EXERCISES TO COMPLETE:
1. Repeat word for word the part of the LEAD Conference passage starting at "Off the bat, Raleigh" and ending at "special sensory needs.".
2. Turn the paragraph of the LEAD Conference passage that begins "Off the bat, Raleigh made sense" into a short bulleted list of its main facts.
3. Pick up the LEAD Conference passage after its final sentence and carry it forward.

### SOURCE DOCUMENT

Held early in August in Raleigh, the 2022 LEAD® Conference is part of the Kennedy Center’s Access/VSA International Network, a community based in Washington, D.C., that works to ensure that people with disabilities have access to and can actively participate in artistic and cultural endeavors. (VSA originally stood for Very Special Arts and since 2010 is known simply as VSA.) LEAD (Leadership Exchange in Arts and Disability) brings together professionals from a wide array of backgrounds who work to improve inclusivity and accessibility in arts venues, cultural institutions, and other similar settings around the world.
Off the bat, Raleigh made sense as a host destination for LEAD’s annual conference. The city has a thriving arts community and infrastructure — its nickname is “Smithsonian of the South.” And the Raleigh Convention Center (RCC) has made accessibility a major priority as one of only nine convention centers in the country to have earned KultureCity’s Sensory Inclusive Certification, which means both the facility itself and staff have met certain standards for accommodating people with autism and special sensory needs.

######
### SUPPLIED MATERIAL

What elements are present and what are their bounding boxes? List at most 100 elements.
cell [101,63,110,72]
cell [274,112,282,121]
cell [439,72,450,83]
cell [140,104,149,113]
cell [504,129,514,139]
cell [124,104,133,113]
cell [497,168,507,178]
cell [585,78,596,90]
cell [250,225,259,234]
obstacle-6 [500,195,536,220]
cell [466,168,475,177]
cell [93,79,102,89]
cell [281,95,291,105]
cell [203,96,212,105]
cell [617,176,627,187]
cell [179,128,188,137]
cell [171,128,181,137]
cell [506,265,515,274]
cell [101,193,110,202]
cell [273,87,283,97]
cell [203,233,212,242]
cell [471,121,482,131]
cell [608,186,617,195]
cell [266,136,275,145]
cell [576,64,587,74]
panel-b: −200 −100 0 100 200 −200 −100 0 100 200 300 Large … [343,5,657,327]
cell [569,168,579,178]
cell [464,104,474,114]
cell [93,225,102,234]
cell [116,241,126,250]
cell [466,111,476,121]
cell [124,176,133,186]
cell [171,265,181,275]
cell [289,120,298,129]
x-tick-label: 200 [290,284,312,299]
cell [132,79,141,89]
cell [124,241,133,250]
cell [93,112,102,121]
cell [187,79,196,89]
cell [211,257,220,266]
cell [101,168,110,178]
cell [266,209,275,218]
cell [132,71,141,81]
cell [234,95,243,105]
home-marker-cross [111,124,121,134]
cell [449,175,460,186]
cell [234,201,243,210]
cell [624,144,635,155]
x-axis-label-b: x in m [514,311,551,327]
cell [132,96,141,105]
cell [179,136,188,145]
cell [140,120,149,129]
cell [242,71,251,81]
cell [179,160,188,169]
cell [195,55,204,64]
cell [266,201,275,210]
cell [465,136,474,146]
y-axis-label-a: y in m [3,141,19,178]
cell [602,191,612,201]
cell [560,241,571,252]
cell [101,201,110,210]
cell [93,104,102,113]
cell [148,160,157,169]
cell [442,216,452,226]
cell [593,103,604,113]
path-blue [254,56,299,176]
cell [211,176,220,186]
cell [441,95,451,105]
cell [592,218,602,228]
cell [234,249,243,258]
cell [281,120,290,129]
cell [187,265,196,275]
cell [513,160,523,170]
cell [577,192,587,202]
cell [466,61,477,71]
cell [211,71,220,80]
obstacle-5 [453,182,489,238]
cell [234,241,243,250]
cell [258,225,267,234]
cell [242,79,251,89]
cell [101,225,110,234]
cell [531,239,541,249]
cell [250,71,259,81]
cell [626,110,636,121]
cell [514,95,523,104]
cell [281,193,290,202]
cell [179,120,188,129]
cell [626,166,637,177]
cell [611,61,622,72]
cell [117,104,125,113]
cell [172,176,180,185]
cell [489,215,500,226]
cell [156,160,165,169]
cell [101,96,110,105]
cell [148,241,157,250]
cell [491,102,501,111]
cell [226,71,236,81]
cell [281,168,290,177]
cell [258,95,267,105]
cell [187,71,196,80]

######

RESULTS OF THE EXERCISE:
1.
Off the bat, Raleigh made sense as a host destination for LEAD’s annual conference. The city has a thriving arts community and infrastructure — its nickname is “Smithsonian of the South.” And the Raleigh Convention Center (RCC) has made accessibility a major priority as one of only nine convention centers in the country to have earned KultureCity’s Sensory Inclusive Certification, which means both the facility itself and staff have met certain standards for accommodating people with autism and special sensory needs.

2.
- Raleigh was a fitting host city for LEAD's annual conference.
- The city has a thriving arts community and infrastructure and is nicknamed the "Smithsonian of the South."
- The Raleigh Convention Center (RCC) has made accessibility a major priority.
- The RCC is one of only nine convention centers in the country with KultureCity's Sensory Inclusive Certification.
- The certification means the facility and its staff have met standards for accommodating people with autism and special sensory needs.

3.
A significant portion of LEAD’s nearly 800 attendees included people with disabilities, as well as half of its presenters. That included unseen disabilities as well as physical, like impaired hearing and vision and limited mobility. Those diverse needs combined with the subject matter motivated the RCC team to level up their venue’s accessibility to a higher standard. That meant working closely with LEAD to walk through what attendees would require logistically but also experientially to ensure they could fully interact with every element of the conference.
“They kept [saying] this phrase when we were planning — ‘Nothing about us without us,’” said Kerry Painter, CEM, CMP, CFE, general manager and director of the Raleigh Convention and Performing Arts Complex. That phrase is commonly used by people with disabilities and organizations representing them as it pertains to policies that affect their lives and participation. “You really start to understand it as you see these accommodations happening that, when you don’t need them,” Painter said, “you just miss them.”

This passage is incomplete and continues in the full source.